- **STATED PROBLEM**: Of all the lines in the material, how many contain the word "commodity"? State the number alone.

=-=-=

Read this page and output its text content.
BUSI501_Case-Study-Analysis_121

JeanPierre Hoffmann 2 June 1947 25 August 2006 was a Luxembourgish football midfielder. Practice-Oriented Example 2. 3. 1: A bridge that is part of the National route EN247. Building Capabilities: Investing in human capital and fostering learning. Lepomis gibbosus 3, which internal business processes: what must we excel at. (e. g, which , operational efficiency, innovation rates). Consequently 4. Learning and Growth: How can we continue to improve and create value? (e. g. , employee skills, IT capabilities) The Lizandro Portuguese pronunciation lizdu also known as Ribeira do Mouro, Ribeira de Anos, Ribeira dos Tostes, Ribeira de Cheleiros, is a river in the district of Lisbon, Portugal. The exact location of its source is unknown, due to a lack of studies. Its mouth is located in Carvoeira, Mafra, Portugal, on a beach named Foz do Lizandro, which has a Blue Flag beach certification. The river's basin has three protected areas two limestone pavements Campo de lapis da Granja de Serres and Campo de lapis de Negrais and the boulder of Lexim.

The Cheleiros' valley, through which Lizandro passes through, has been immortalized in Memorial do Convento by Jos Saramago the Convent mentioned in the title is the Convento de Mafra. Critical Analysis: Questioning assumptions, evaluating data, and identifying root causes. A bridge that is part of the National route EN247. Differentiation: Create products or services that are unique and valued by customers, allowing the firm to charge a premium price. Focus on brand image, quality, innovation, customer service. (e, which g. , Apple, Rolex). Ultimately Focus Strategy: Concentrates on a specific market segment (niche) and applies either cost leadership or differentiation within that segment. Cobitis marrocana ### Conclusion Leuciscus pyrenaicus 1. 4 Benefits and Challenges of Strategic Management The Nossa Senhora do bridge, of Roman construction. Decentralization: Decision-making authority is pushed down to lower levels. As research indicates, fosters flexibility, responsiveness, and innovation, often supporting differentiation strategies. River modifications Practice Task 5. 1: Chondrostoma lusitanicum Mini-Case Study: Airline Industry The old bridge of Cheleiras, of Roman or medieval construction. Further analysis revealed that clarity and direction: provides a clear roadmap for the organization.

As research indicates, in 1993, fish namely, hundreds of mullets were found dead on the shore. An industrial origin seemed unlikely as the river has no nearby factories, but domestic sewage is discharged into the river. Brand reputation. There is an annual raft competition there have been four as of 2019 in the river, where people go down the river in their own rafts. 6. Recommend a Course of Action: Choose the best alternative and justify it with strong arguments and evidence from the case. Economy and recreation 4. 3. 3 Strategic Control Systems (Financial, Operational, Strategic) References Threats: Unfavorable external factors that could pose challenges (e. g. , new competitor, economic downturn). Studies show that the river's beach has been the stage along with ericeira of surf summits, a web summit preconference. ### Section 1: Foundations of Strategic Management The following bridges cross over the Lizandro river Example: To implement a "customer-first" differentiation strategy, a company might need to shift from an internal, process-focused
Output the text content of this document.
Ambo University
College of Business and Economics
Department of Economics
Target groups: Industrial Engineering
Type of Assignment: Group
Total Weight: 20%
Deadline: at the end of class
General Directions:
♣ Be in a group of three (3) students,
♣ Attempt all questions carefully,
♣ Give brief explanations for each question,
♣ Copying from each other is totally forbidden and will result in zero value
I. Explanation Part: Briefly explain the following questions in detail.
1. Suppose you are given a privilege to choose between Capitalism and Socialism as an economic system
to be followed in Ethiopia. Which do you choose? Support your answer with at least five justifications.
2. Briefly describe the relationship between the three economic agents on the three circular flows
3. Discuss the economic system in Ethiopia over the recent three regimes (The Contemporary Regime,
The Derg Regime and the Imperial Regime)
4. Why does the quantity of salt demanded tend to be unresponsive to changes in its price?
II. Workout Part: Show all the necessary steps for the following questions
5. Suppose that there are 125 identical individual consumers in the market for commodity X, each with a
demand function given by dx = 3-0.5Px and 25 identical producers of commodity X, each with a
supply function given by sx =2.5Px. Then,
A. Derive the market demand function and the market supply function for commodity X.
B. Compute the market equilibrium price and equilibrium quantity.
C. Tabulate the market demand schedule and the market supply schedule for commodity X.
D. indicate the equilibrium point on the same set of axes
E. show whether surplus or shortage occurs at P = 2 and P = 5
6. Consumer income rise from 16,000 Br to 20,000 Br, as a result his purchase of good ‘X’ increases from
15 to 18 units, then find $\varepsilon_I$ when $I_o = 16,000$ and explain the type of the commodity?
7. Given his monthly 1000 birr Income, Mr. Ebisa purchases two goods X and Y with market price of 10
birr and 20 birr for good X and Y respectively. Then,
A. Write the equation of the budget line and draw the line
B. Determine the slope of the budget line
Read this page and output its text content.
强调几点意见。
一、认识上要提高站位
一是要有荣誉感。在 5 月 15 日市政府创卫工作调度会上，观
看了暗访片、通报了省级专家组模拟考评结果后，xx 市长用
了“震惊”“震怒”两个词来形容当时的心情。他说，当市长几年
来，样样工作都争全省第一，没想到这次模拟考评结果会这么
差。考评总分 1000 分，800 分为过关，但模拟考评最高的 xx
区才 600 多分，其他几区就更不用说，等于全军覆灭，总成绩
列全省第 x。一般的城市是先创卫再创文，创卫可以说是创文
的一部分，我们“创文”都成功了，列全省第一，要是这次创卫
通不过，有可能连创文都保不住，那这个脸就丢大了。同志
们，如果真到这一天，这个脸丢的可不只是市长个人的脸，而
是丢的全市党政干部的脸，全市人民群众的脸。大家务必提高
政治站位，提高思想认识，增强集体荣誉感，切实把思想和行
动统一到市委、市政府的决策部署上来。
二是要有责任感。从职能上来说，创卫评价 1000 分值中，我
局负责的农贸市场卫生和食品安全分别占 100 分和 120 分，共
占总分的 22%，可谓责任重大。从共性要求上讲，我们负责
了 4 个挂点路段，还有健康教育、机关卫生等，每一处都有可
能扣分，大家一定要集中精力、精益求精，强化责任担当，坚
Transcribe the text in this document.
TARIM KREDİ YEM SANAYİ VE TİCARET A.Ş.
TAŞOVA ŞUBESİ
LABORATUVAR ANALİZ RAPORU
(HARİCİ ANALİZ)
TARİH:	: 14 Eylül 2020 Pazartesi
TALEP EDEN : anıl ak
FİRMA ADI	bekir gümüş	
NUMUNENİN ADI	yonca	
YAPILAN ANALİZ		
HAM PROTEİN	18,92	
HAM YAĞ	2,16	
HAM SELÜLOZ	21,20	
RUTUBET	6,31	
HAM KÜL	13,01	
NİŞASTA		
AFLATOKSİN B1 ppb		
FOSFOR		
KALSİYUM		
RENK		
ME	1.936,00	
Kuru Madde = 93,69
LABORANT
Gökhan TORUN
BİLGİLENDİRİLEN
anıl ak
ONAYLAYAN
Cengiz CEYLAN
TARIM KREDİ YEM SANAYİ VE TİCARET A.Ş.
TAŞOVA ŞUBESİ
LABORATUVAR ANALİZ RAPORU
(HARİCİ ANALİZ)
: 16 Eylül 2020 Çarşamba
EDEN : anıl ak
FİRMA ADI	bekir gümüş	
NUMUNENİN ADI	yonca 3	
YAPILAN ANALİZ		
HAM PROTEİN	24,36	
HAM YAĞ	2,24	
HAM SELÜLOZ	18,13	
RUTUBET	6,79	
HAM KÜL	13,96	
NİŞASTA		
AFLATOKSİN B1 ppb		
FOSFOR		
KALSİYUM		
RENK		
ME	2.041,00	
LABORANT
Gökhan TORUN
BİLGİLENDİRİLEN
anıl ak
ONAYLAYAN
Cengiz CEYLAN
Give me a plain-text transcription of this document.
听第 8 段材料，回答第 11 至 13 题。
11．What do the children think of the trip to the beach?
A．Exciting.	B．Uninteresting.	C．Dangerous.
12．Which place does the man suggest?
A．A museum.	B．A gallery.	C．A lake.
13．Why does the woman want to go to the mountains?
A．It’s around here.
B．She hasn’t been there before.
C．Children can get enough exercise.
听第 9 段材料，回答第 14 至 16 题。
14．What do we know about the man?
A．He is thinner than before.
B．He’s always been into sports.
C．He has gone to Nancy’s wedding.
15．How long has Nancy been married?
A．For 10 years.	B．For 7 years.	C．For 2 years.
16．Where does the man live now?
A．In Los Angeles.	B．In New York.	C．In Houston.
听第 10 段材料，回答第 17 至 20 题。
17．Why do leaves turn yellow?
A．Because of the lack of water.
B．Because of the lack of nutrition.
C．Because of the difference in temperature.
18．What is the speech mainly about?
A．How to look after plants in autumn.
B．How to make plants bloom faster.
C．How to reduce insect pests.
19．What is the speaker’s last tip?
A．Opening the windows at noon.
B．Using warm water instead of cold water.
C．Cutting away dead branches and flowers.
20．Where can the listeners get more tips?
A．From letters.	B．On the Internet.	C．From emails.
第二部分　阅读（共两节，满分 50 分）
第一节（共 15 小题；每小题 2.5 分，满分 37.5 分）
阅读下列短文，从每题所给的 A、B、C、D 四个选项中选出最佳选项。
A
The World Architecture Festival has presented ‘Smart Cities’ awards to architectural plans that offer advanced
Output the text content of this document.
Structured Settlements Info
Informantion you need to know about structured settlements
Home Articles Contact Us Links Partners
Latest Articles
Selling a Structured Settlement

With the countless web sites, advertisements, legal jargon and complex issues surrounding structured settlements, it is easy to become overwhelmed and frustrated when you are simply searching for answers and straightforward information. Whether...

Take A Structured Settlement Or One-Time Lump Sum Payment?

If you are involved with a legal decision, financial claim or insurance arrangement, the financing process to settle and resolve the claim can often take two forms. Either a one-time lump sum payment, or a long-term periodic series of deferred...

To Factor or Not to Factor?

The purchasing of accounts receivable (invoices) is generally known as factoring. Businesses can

=-=-=

- **RESULT OF THIS EXERCISE**: 5